— begin —

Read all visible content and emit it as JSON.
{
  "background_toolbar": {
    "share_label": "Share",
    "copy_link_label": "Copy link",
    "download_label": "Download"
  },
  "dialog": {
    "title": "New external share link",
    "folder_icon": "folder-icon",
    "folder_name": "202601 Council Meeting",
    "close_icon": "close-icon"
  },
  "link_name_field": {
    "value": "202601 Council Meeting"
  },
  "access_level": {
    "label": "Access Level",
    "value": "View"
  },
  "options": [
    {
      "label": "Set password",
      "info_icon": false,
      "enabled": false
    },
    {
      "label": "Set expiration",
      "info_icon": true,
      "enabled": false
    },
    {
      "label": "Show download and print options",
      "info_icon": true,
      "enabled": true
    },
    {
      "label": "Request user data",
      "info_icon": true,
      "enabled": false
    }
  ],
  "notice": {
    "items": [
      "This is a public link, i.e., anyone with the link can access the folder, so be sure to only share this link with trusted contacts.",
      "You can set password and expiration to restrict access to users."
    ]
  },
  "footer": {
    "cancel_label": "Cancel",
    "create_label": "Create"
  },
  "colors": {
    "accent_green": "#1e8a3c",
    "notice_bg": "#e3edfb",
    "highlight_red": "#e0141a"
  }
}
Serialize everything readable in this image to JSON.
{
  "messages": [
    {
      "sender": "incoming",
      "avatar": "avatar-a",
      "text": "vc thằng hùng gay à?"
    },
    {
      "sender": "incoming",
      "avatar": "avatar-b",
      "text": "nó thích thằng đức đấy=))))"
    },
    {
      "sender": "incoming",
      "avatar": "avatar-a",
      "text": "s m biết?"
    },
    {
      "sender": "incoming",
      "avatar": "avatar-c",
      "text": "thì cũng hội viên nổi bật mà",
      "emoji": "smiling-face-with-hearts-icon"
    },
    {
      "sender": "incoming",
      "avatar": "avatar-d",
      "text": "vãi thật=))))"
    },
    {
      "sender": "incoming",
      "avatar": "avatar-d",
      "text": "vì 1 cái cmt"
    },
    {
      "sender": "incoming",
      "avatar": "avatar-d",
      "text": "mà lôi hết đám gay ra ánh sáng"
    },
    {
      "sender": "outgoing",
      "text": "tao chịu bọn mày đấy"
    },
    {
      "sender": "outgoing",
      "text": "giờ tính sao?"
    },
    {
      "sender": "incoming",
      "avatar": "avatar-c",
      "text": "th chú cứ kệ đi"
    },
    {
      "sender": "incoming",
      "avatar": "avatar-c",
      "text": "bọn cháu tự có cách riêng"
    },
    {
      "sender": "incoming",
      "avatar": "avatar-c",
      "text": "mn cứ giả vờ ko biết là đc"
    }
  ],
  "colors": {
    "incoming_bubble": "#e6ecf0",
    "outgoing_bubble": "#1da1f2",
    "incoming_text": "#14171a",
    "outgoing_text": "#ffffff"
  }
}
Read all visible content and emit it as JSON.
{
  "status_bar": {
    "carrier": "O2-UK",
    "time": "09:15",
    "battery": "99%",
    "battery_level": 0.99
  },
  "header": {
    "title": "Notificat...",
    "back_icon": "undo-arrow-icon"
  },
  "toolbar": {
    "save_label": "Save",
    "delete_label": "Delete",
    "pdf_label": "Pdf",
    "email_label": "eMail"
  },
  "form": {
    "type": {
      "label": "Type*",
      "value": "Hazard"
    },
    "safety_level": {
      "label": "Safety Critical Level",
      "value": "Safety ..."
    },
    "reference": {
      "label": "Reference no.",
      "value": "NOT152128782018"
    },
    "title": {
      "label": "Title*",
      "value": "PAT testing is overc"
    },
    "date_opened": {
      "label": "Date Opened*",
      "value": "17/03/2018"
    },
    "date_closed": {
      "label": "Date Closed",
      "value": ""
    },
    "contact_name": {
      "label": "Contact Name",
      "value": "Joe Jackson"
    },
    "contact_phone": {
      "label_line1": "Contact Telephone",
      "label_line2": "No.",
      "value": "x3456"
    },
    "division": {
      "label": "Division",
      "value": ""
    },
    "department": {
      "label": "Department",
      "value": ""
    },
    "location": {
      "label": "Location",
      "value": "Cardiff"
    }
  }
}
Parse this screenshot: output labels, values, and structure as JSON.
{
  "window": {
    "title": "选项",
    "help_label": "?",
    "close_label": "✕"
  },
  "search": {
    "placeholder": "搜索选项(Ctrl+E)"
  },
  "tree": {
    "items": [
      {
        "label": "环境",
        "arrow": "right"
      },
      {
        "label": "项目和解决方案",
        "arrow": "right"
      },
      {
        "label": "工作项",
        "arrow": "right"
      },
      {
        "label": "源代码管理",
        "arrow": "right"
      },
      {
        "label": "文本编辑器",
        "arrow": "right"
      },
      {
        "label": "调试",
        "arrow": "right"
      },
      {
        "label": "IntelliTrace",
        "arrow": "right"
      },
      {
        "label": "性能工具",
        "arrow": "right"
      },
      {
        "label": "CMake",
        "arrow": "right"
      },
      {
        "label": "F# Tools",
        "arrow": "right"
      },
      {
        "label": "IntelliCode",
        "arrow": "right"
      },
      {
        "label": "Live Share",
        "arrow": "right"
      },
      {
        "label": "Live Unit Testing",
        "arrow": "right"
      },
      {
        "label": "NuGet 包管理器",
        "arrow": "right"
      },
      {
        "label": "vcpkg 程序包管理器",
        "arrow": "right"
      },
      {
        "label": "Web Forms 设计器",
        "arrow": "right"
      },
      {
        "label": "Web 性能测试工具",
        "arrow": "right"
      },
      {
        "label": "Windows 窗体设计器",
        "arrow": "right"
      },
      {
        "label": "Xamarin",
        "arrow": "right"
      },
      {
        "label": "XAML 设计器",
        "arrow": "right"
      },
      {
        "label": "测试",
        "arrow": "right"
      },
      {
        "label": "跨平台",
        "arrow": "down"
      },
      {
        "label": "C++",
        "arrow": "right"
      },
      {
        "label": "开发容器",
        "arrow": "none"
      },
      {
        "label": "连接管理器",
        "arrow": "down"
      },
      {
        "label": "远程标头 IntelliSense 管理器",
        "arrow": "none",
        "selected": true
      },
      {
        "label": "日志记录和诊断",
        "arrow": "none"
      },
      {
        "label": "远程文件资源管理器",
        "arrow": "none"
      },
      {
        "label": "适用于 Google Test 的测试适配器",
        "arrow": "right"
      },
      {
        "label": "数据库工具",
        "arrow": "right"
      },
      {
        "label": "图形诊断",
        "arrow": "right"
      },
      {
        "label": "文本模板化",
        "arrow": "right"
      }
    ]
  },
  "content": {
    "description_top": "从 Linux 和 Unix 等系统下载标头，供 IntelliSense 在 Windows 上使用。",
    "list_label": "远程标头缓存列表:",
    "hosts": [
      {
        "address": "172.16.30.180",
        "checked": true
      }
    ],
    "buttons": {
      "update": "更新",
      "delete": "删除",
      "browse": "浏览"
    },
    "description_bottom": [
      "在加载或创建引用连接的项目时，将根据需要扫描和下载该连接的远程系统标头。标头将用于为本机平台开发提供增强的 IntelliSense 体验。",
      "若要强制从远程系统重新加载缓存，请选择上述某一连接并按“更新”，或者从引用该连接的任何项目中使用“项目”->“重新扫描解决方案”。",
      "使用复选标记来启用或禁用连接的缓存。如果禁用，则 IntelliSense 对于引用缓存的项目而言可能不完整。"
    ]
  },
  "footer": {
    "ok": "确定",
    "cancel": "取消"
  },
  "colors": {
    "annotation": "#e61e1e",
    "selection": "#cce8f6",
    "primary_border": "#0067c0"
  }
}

— end —

→ Task instructions
Each record above must be given again exactly.

→ Answer to the exercise
Read all visible content and emit it as JSON.
{
  "background_toolbar": {
    "share_label": "Share",
    "copy_link_label": "Copy link",
    "download_label": "Download"
  },
  "dialog": {
    "title": "New external share link",
    "folder_icon": "folder-icon",
    "folder_name": "202601 Council Meeting",
    "close_icon": "close-icon"
  },
  "link_name_field": {
    "value": "202601 Council Meeting"
  },
  "access_level": {
    "label": "Access Level",
    "value": "View"
  },
  "options": [
    {
      "label": "Set password",
      "info_icon": false,
      "enabled": false
    },
    {
      "label": "Set expiration",
      "info_icon": true,
      "enabled": false
    },
    {
      "label": "Show download and print options",
      "info_icon": true,
      "enabled": true
    },
    {
      "label": "Request user data",
      "info_icon": true,
      "enabled": false
    }
  ],
  "notice": {
    "items": [
      "This is a public link, i.e., anyone with the link can access the folder, so be sure to only share this link with trusted contacts.",
      "You can set password and expiration to restrict access to users."
    ]
  },
  "footer": {
    "cancel_label": "Cancel",
    "create_label": "Create"
  },
  "colors": {
    "accent_green": "#1e8a3c",
    "notice_bg": "#e3edfb",
    "highlight_red": "#e0141a"
  }
}
Serialize everything readable in this image to JSON.
{
  "messages": [
    {
      "sender": "incoming",
      "avatar": "avatar-a",
      "text": "vc thằng hùng gay à?"
    },
    {
      "sender": "incoming",
      "avatar": "avatar-b",
      "text": "nó thích thằng đức đấy=))))"
    },
    {
      "sender": "incoming",
      "avatar": "avatar-a",
      "text": "s m biết?"
    },
    {
      "sender": "incoming",
      "avatar": "avatar-c",
      "text": "thì cũng hội viên nổi bật mà",
      "emoji": "smiling-face-with-hearts-icon"
    },
    {
      "sender": "incoming",
      "avatar": "avatar-d",
      "text": "vãi thật=))))"
    },
    {
      "sender": "incoming",
      "avatar": "avatar-d",
      "text": "vì 1 cái cmt"
    },
    {
      "sender": "incoming",
      "avatar": "avatar-d",
      "text": "mà lôi hết đám gay ra ánh sáng"
    },
    {
      "sender": "outgoing",
      "text": "tao chịu bọn mày đấy"
    },
    {
      "sender": "outgoing",
      "text": "giờ tính sao?"
    },
    {
      "sender": "incoming",
      "avatar": "avatar-c",
      "text": "th chú cứ kệ đi"
    },
    {
      "sender": "incoming",
      "avatar": "avatar-c",
      "text": "bọn cháu tự có cách riêng"
    },
    {
      "sender": "incoming",
      "avatar": "avatar-c",
      "text": "mn cứ giả vờ ko biết là đc"
    }
  ],
  "colors": {
    "incoming_bubble": "#e6ecf0",
    "outgoing_bubble": "#1da1f2",
    "incoming_text": "#14171a",
    "outgoing_text": "#ffffff"
  }
}
Read all visible content and emit it as JSON.
{
  "status_bar": {
    "carrier": "O2-UK",
    "time": "09:15",
    "battery": "99%",
    "battery_level": 0.99
  },
  "header": {
    "title": "Notificat...",
    "back_icon": "undo-arrow-icon"
  },
  "toolbar": {
    "save_label": "Save",
    "delete_label": "Delete",
    "pdf_label": "Pdf",
    "email_label": "eMail"
  },
  "form": {
    "type": {
      "label": "Type*",
      "value": "Hazard"
    },
    "safety_level": {
      "label": "Safety Critical Level",
      "value": "Safety ..."
    },
    "reference": {
      "label": "Reference no.",
      "value": "NOT152128782018"
    },
    "title": {
      "label": "Title*",
      "value": "PAT testing is overc"
    },
    "date_opened": {
      "label": "Date Opened*",
      "value": "17/03/2018"
    },
    "date_closed": {
      "label": "Date Closed",
      "value": ""
    },
    "contact_name": {
      "label": "Contact Name",
      "value": "Joe Jackson"
    },
    "contact_phone": {
      "label_line1": "Contact Telephone",
      "label_line2": "No.",
      "value": "x3456"
    },
    "division": {
      "label": "Division",
      "value": ""
    },
    "department": {
      "label": "Department",
      "value": ""
    },
    "location": {
      "label": "Location",
      "value": "Cardiff"
    }
  }
}
Parse this screenshot: output labels, values, and structure as JSON.
{
  "window": {
    "title": "选项",
    "help_label": "?",
    "close_label": "✕"
  },
  "search": {
    "placeholder": "搜索选项(Ctrl+E)"
  },
  "tree": {
    "items": [
      {
        "label": "环境",
        "arrow": "right"
      },
      {
        "label": "项目和解决方案",
        "arrow": "right"
      },
      {
        "label": "工作项",
        "arrow": "right"
      },
      {
        "label": "源代码管理",
        "arrow": "right"
      },
      {
        "label": "文本编辑器",
        "arrow": "right"
      },
      {
        "label": "调试",
        "arrow": "right"
      },
      {
        "label": "IntelliTrace",
        "arrow": "right"
      },
      {
        "label": "性能工具",
        "arrow": "right"
      },
      {
        "label": "CMake",
        "arrow": "right"
      },
      {
        "label": "F# Tools",
        "arrow": "right"
      },
      {
        "label": "IntelliCode",
        "arrow": "right"
      },
      {
        "label": "Live Share",
        "arrow": "right"
      },
      {
        "label": "Live Unit Testing",
        "arrow": "right"
      },
      {
        "label": "NuGet 包管理器",
        "arrow": "right"
      },
      {
        "label": "vcpkg 程序包管理器",
        "arrow": "right"
      },
      {
        "label": "Web Forms 设计器",
        "arrow": "right"
      },
      {
        "label": "Web 性能测试工具",
        "arrow": "right"
      },
      {
        "label": "Windows 窗体设计器",
        "arrow": "right"
      },
      {
        "label": "Xamarin",
        "arrow": "right"
      },
      {
        "label": "XAML 设计器",
        "arrow": "right"
      },
      {
        "label": "测试",
        "arrow": "right"
      },
      {
        "label": "跨平台",
        "arrow": "down"
      },
      {
        "label": "C++",
        "arrow": "right"
      },
      {
        "label": "开发容器",
        "arrow": "none"
      },
      {
        "label": "连接管理器",
        "arrow": "down"
      },
      {
        "label": "远程标头 IntelliSense 管理器",
        "arrow": "none",
        "selected": true
      },
      {
        "label": "日志记录和诊断",
        "arrow": "none"
      },
      {
        "label": "远程文件资源管理器",
        "arrow": "none"
      },
      {
        "label": "适用于 Google Test 的测试适配器",
        "arrow": "right"
      },
      {
        "label": "数据库工具",
        "arrow": "right"
      },
      {
        "label": "图形诊断",
        "arrow": "right"
      },
      {
        "label": "文本模板化",
        "arrow": "right"
      }
    ]
  },
  "content": {
    "description_top": "从 Linux 和 Unix 等系统下载标头，供 IntelliSense 在 Windows 上使用。",
    "list_label": "远程标头缓存列表:",
    "hosts": [
      {
        "address": "172.16.30.180",
        "checked": true
      }
    ],
    "buttons": {
      "update": "更新",
      "delete": "删除",
      "browse": "浏览"
    },
    "description_bottom": [
      "在加载或创建引用连接的项目时，将根据需要扫描和下载该连接的远程系统标头。标头将用于为本机平台开发提供增强的 IntelliSense 体验。",
      "若要强制从远程系统重新加载缓存，请选择上述某一连接并按“更新”，或者从引用该连接的任何项目中使用“项目”->“重新扫描解决方案”。",
      "使用复选标记来启用或禁用连接的缓存。如果禁用，则 IntelliSense 对于引用缓存的项目而言可能不完整。"
    ]
  },
  "footer": {
    "ok": "确定",
    "cancel": "取消"
  },
  "colors": {
    "annotation": "#e61e1e",
    "selection": "#cce8f6",
    "primary_border": "#0067c0"
  }
}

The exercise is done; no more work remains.